PROMPT: Everything in the data should be repeated exactly, save for the images.
══ RECORDS FOR THIS TASK
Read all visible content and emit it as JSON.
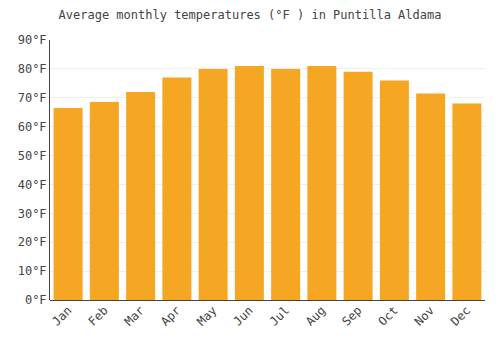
{
  "chart_data": {
    "type": "bar",
    "title": "Average monthly temperatures (°F ) in Puntilla Aldama",
    "categories": [
      "Jan",
      "Feb",
      "Mar",
      "Apr",
      "May",
      "Jun",
      "Jul",
      "Aug",
      "Sep",
      "Oct",
      "Nov",
      "Dec"
    ],
    "values": [
      66.5,
      68.5,
      72.0,
      77.0,
      80.0,
      81.0,
      80.0,
      81.0,
      79.0,
      76.0,
      71.5,
      68.0
    ],
    "color": "#F5A623",
    "ylim": [
      0,
      90
    ],
    "yticks": [
      {
        "value": 0,
        "label": "0°F"
      },
      {
        "value": 10,
        "label": "10°F"
      },
      {
        "value": 20,
        "label": "20°F"
      },
      {
        "value": 30,
        "label": "30°F"
      },
      {
        "value": 40,
        "label": "40°F"
      },
      {
        "value": 50,
        "label": "50°F"
      },
      {
        "value": 60,
        "label": "60°F"
      },
      {
        "value": 70,
        "label": "70°F"
      },
      {
        "value": 80,
        "label": "80°F"
      },
      {
        "value": 90,
        "label": "90°F"
      }
    ],
    "grid": true
  }
}
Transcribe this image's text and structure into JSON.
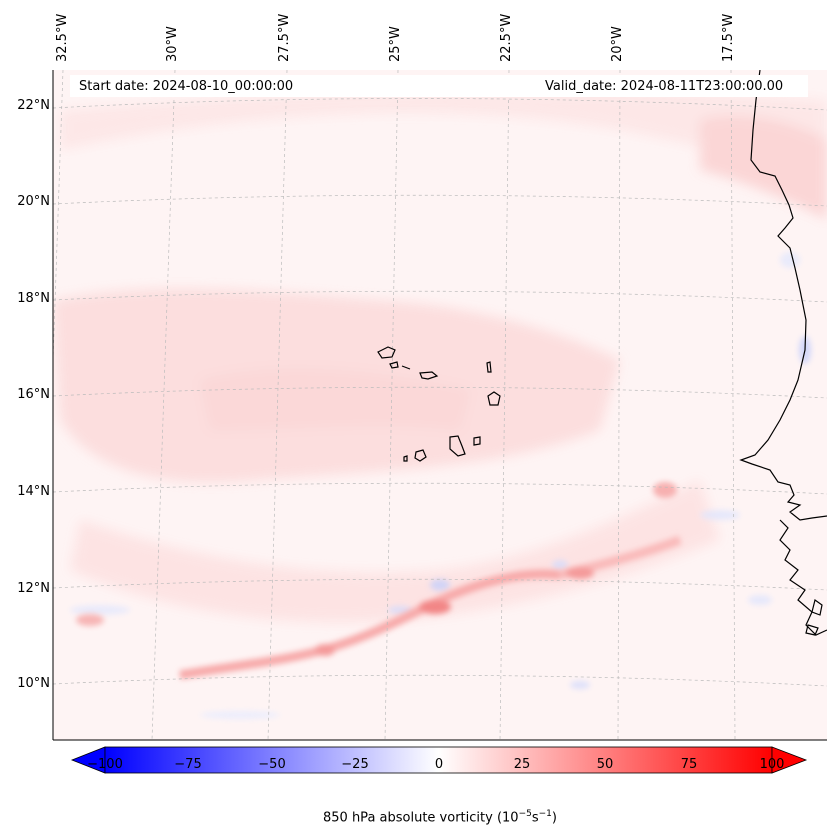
{
  "map": {
    "lon_labels": [
      "32.5°W",
      "30°W",
      "27.5°W",
      "25°W",
      "22.5°W",
      "20°W",
      "17.5°W"
    ],
    "lat_labels": [
      "22°N",
      "20°N",
      "18°N",
      "16°N",
      "14°N",
      "12°N",
      "10°N"
    ],
    "start_date": "Start date: 2024-08-10_00:00:00",
    "valid_date": "Valid_date: 2024-08-11T23:00:00.00",
    "projection_grid": "dashed graticule",
    "coastline_color": "#000000"
  },
  "colorbar": {
    "ticks": [
      "−100",
      "−75",
      "−50",
      "−25",
      "0",
      "25",
      "50",
      "75",
      "100"
    ],
    "title_main": "850 hPa absolute vorticity (10",
    "title_exp1": "−5",
    "title_mid": "s",
    "title_exp2": "−1",
    "title_end": ")",
    "min_color": "#0000ff",
    "mid_color": "#ffffff",
    "max_color": "#ff0000",
    "range": [
      -100,
      100
    ],
    "extend": "both"
  }
}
════
SOLVED PROBLEM:
Read all visible content and emit it as JSON.
{
  "chart_data": {
    "type": "bar",
    "title": "Average monthly temperatures (°F ) in Puntilla Aldama",
    "categories": [
      "Jan",
      "Feb",
      "Mar",
      "Apr",
      "May",
      "Jun",
      "Jul",
      "Aug",
      "Sep",
      "Oct",
      "Nov",
      "Dec"
    ],
    "values": [
      66.5,
      68.5,
      72.0,
      77.0,
      80.0,
      81.0,
      80.0,
      81.0,
      79.0,
      76.0,
      71.5,
      68.0
    ],
    "color": "#F5A623",
    "ylim": [
      0,
      90
    ],
    "yticks": [
      {
        "value": 0,
        "label": "0°F"
      },
      {
        "value": 10,
        "label": "10°F"
      },
      {
        "value": 20,
        "label": "20°F"
      },
      {
        "value": 30,
        "label": "30°F"
      },
      {
        "value": 40,
        "label": "40°F"
      },
      {
        "value": 50,
        "label": "50°F"
      },
      {
        "value": 60,
        "label": "60°F"
      },
      {
        "value": 70,
        "label": "70°F"
      },
      {
        "value": 80,
        "label": "80°F"
      },
      {
        "value": 90,
        "label": "90°F"
      }
    ],
    "grid": true
  }
}
Transcribe this image's text and structure into JSON.
{
  "map": {
    "lon_labels": [
      "32.5°W",
      "30°W",
      "27.5°W",
      "25°W",
      "22.5°W",
      "20°W",
      "17.5°W"
    ],
    "lat_labels": [
      "22°N",
      "20°N",
      "18°N",
      "16°N",
      "14°N",
      "12°N",
      "10°N"
    ],
    "start_date": "Start date: 2024-08-10_00:00:00",
    "valid_date": "Valid_date: 2024-08-11T23:00:00.00",
    "projection_grid": "dashed graticule",
    "coastline_color": "#000000"
  },
  "colorbar": {
    "ticks": [
      "−100",
      "−75",
      "−50",
      "−25",
      "0",
      "25",
      "50",
      "75",
      "100"
    ],
    "title_main": "850 hPa absolute vorticity (10",
    "title_exp1": "−5",
    "title_mid": "s",
    "title_exp2": "−1",
    "title_end": ")",
    "min_color": "#0000ff",
    "mid_color": "#ffffff",
    "max_color": "#ff0000",
    "range": [
      -100,
      100
    ],
    "extend": "both"
  }
}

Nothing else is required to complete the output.